Items from a figure collection
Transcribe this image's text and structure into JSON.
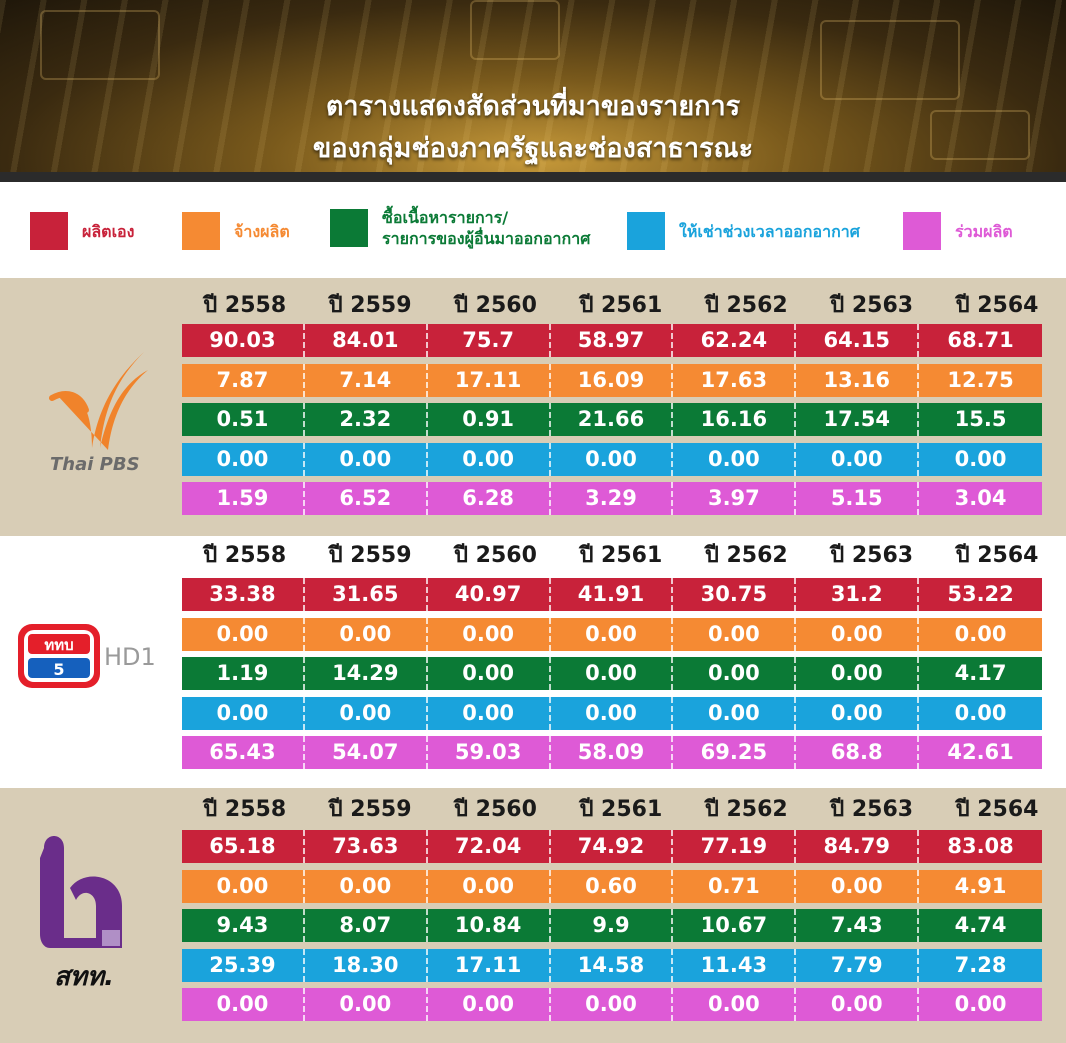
{
  "title": {
    "line1": "ตารางแสดงสัดส่วนที่มาของรายการ",
    "line2": "ของกลุ่มช่องภาครัฐและช่องสาธารณะ"
  },
  "legend": [
    {
      "label": "ผลิตเอง",
      "color": "#c8223a"
    },
    {
      "label": "จ้างผลิต",
      "color": "#f58a33"
    },
    {
      "label": "ซื้อเนื้อหารายการ/\nรายการของผู้อื่นมาออกอากาศ",
      "color": "#0b7a36"
    },
    {
      "label": "ให้เช่าช่วงเวลาออกอากาศ",
      "color": "#1aa3dc"
    },
    {
      "label": "ร่วมผลิต",
      "color": "#de5ad6"
    }
  ],
  "channels": [
    {
      "logo_text": "Thai PBS"
    },
    {
      "logo_text": "HD1"
    },
    {
      "logo_text": "สทท."
    }
  ],
  "chart_data": {
    "type": "table",
    "title": "ตารางแสดงสัดส่วนที่มาของรายการของกลุ่มช่องภาครัฐและช่องสาธารณะ",
    "columns": [
      "ปี 2558",
      "ปี 2559",
      "ปี 2560",
      "ปี 2561",
      "ปี 2562",
      "ปี 2563",
      "ปี 2564"
    ],
    "row_categories": [
      "ผลิตเอง",
      "จ้างผลิต",
      "ซื้อเนื้อหารายการ/รายการของผู้อื่นมาออกอากาศ",
      "ให้เช่าช่วงเวลาออกอากาศ",
      "ร่วมผลิต"
    ],
    "tables": [
      {
        "channel": "Thai PBS",
        "rows": [
          [
            "90.03",
            "84.01",
            "75.7",
            "58.97",
            "62.24",
            "64.15",
            "68.71"
          ],
          [
            "7.87",
            "7.14",
            "17.11",
            "16.09",
            "17.63",
            "13.16",
            "12.75"
          ],
          [
            "0.51",
            "2.32",
            "0.91",
            "21.66",
            "16.16",
            "17.54",
            "15.5"
          ],
          [
            "0.00",
            "0.00",
            "0.00",
            "0.00",
            "0.00",
            "0.00",
            "0.00"
          ],
          [
            "1.59",
            "6.52",
            "6.28",
            "3.29",
            "3.97",
            "5.15",
            "3.04"
          ]
        ]
      },
      {
        "channel": "HD1",
        "rows": [
          [
            "33.38",
            "31.65",
            "40.97",
            "41.91",
            "30.75",
            "31.2",
            "53.22"
          ],
          [
            "0.00",
            "0.00",
            "0.00",
            "0.00",
            "0.00",
            "0.00",
            "0.00"
          ],
          [
            "1.19",
            "14.29",
            "0.00",
            "0.00",
            "0.00",
            "0.00",
            "4.17"
          ],
          [
            "0.00",
            "0.00",
            "0.00",
            "0.00",
            "0.00",
            "0.00",
            "0.00"
          ],
          [
            "65.43",
            "54.07",
            "59.03",
            "58.09",
            "69.25",
            "68.8",
            "42.61"
          ]
        ]
      },
      {
        "channel": "สทท.",
        "rows": [
          [
            "65.18",
            "73.63",
            "72.04",
            "74.92",
            "77.19",
            "84.79",
            "83.08"
          ],
          [
            "0.00",
            "0.00",
            "0.00",
            "0.60",
            "0.71",
            "0.00",
            "4.91"
          ],
          [
            "9.43",
            "8.07",
            "10.84",
            "9.9",
            "10.67",
            "7.43",
            "4.74"
          ],
          [
            "25.39",
            "18.30",
            "17.11",
            "14.58",
            "11.43",
            "7.79",
            "7.28"
          ],
          [
            "0.00",
            "0.00",
            "0.00",
            "0.00",
            "0.00",
            "0.00",
            "0.00"
          ]
        ]
      }
    ]
  }
}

EXERCISE INSTRUCTIONS
Print out the material word for word, omitting the pictures.

WRITTEN REPLY
Transcribe this image's text and structure into JSON.
{
  "title": {
    "line1": "ตารางแสดงสัดส่วนที่มาของรายการ",
    "line2": "ของกลุ่มช่องภาครัฐและช่องสาธารณะ"
  },
  "legend": [
    {
      "label": "ผลิตเอง",
      "color": "#c8223a"
    },
    {
      "label": "จ้างผลิต",
      "color": "#f58a33"
    },
    {
      "label": "ซื้อเนื้อหารายการ/\nรายการของผู้อื่นมาออกอากาศ",
      "color": "#0b7a36"
    },
    {
      "label": "ให้เช่าช่วงเวลาออกอากาศ",
      "color": "#1aa3dc"
    },
    {
      "label": "ร่วมผลิต",
      "color": "#de5ad6"
    }
  ],
  "channels": [
    {
      "logo_text": "Thai PBS"
    },
    {
      "logo_text": "HD1"
    },
    {
      "logo_text": "สทท."
    }
  ],
  "chart_data": {
    "type": "table",
    "title": "ตารางแสดงสัดส่วนที่มาของรายการของกลุ่มช่องภาครัฐและช่องสาธารณะ",
    "columns": [
      "ปี 2558",
      "ปี 2559",
      "ปี 2560",
      "ปี 2561",
      "ปี 2562",
      "ปี 2563",
      "ปี 2564"
    ],
    "row_categories": [
      "ผลิตเอง",
      "จ้างผลิต",
      "ซื้อเนื้อหารายการ/รายการของผู้อื่นมาออกอากาศ",
      "ให้เช่าช่วงเวลาออกอากาศ",
      "ร่วมผลิต"
    ],
    "tables": [
      {
        "channel": "Thai PBS",
        "rows": [
          [
            "90.03",
            "84.01",
            "75.7",
            "58.97",
            "62.24",
            "64.15",
            "68.71"
          ],
          [
            "7.87",
            "7.14",
            "17.11",
            "16.09",
            "17.63",
            "13.16",
            "12.75"
          ],
          [
            "0.51",
            "2.32",
            "0.91",
            "21.66",
            "16.16",
            "17.54",
            "15.5"
          ],
          [
            "0.00",
            "0.00",
            "0.00",
            "0.00",
            "0.00",
            "0.00",
            "0.00"
          ],
          [
            "1.59",
            "6.52",
            "6.28",
            "3.29",
            "3.97",
            "5.15",
            "3.04"
          ]
        ]
      },
      {
        "channel": "HD1",
        "rows": [
          [
            "33.38",
            "31.65",
            "40.97",
            "41.91",
            "30.75",
            "31.2",
            "53.22"
          ],
          [
            "0.00",
            "0.00",
            "0.00",
            "0.00",
            "0.00",
            "0.00",
            "0.00"
          ],
          [
            "1.19",
            "14.29",
            "0.00",
            "0.00",
            "0.00",
            "0.00",
            "4.17"
          ],
          [
            "0.00",
            "0.00",
            "0.00",
            "0.00",
            "0.00",
            "0.00",
            "0.00"
          ],
          [
            "65.43",
            "54.07",
            "59.03",
            "58.09",
            "69.25",
            "68.8",
            "42.61"
          ]
        ]
      },
      {
        "channel": "สทท.",
        "rows": [
          [
            "65.18",
            "73.63",
            "72.04",
            "74.92",
            "77.19",
            "84.79",
            "83.08"
          ],
          [
            "0.00",
            "0.00",
            "0.00",
            "0.60",
            "0.71",
            "0.00",
            "4.91"
          ],
          [
            "9.43",
            "8.07",
            "10.84",
            "9.9",
            "10.67",
            "7.43",
            "4.74"
          ],
          [
            "25.39",
            "18.30",
            "17.11",
            "14.58",
            "11.43",
            "7.79",
            "7.28"
          ],
          [
            "0.00",
            "0.00",
            "0.00",
            "0.00",
            "0.00",
            "0.00",
            "0.00"
          ]
        ]
      }
    ]
  }
}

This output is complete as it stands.